■ **Selected excerpt**:
============================================================
Talk:Null character

From Wikipedia, the free encyclopedia
Jump to: navigation, search
WikiProject Computer Security / Computing  (Rated Start-class, Mid-importance)
WikiProject icon This article is within the scope of WikiProject Computer Security, a collaborative effort to improve the coverage of computer security on Wikipedia. If you would like to participate, please visit the project page, where you can join the discussion and see a list of open tasks.
Start-Class article Start  This article has been rated as Start-Class on the project's quality scale.
 Mid  This article has been rated as Mid-importance on the project's importance scale.
Taskforce icon
This article is supported by WikiProject Computing.
 

Java null[edit]

Dcoetzee, Java does have a null terminator. If you don't believe me, click here. [[User:Supadawg|supadawg - talk - contribs]] 15:02, 14 Aug 2004 (UTC)

Java has a null terminator character, since it uses the ASCII character set, but it is not, as your modification explicitly said, used to terminate strings. Java strings are objects and can contain embedded nulls. Deco 23:01, 14 Aug 2004 (UTC)

The page is called "Null character". We've just established that Java has a null character. Therefore, it should be included, with a change of wording in the introduction.
P.S. I won't change the page until we agree on something, to avoid an edit war. [[User:Supadawg|supadawg - talk - contribs]] 23:08, 14 Aug 2004 (UTC)

Java does not use the ASCII character set, it uses Unicode. The null character exists but it is not called "null terminator character" because it is not used to mark the end of a string.

You're right, sorry for my errors. In any case the null character has no special meaning in Java. Deco 06:39, 20 August 2005 (UTC)

Efficiency[edit]

I would really like to see a source for this:

"Null-terminated strings can also have efficiency benefits, since operations that traverse a string don't need to keep track of how many characters have been seen, and operations which modify the string's length do not need to update the stored length. Cache performance can also be better."

So have added citation needed. For one, on most architectures both a "subtract and jump if not zero" is identical to a "compare and jump if not zero". Yet by having the length first loops can be unrolled for far greater speed - something that is very difficult to do with a null terminator. For example, many languages that have known lengths are able to use sse2 and move 16 bytes at a time from a string - the same procedure to move a C style string performs atrociously in comparison. Themania (talk) 14:17, 28 January 2008 (UTC)

The only operation that is faster is "give me the tail of this string". This is indeed O(1) for nul-terminated strings, while O(N) at least for all other usable representations of strings (a large object containing both an original pointer+length plus a current pointer+length would also be O(1) but has impractical overhead for other purposes). It is also true that software has taken advantage of this, which is one of the main reasons it is difficult to transition away from nul-terminated strings and why it often gets much slower. Typical example is passing a pointer to the middle of a string and assuming that is free.Spitzak (talk) 18:24, 22 September 2009 (UTC)
============================================================
■ **Supplied material**:
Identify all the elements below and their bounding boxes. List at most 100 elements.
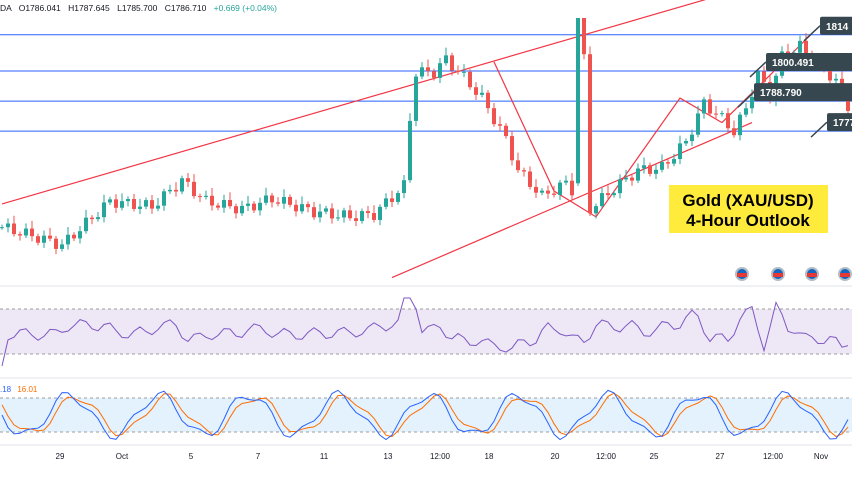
============================================================
■ **Tasks and exercises**:
a – Copy the part of the null character discussion from "From Wikipedia, the" up to and including "of open tasks.".
b – Condense the paragraph of the null character discussion that begins "The only operation that is faster" into a brief bulleted list that keeps its main facts.

■ **Answers**:
a –
From Wikipedia, the free encyclopedia
Jump to: navigation, search
WikiProject Computer Security / Computing  (Rated Start-class, Mid-importance)
WikiProject icon This article is within the scope of WikiProject Computer Security, a collaborative effort to improve the coverage of computer security on Wikipedia. If you would like to participate, please visit the project page, where you can join the discussion and see a list of open tasks.

b –
- The only faster operation is "give me the tail of this string."
- This operation is O(1) for nul-terminated strings and at least O(N) for all other usable string representations.
- An object holding both an original pointer and length and a current pointer and length would also be O(1), but its overhead is impractical for other purposes.
- Software has taken advantage of this. That is one of the main reasons it is hard to move away from nul-terminated strings and why doing so often makes things much slower.
- A typical example is passing a pointer to the middle of a string and assuming that costs nothing.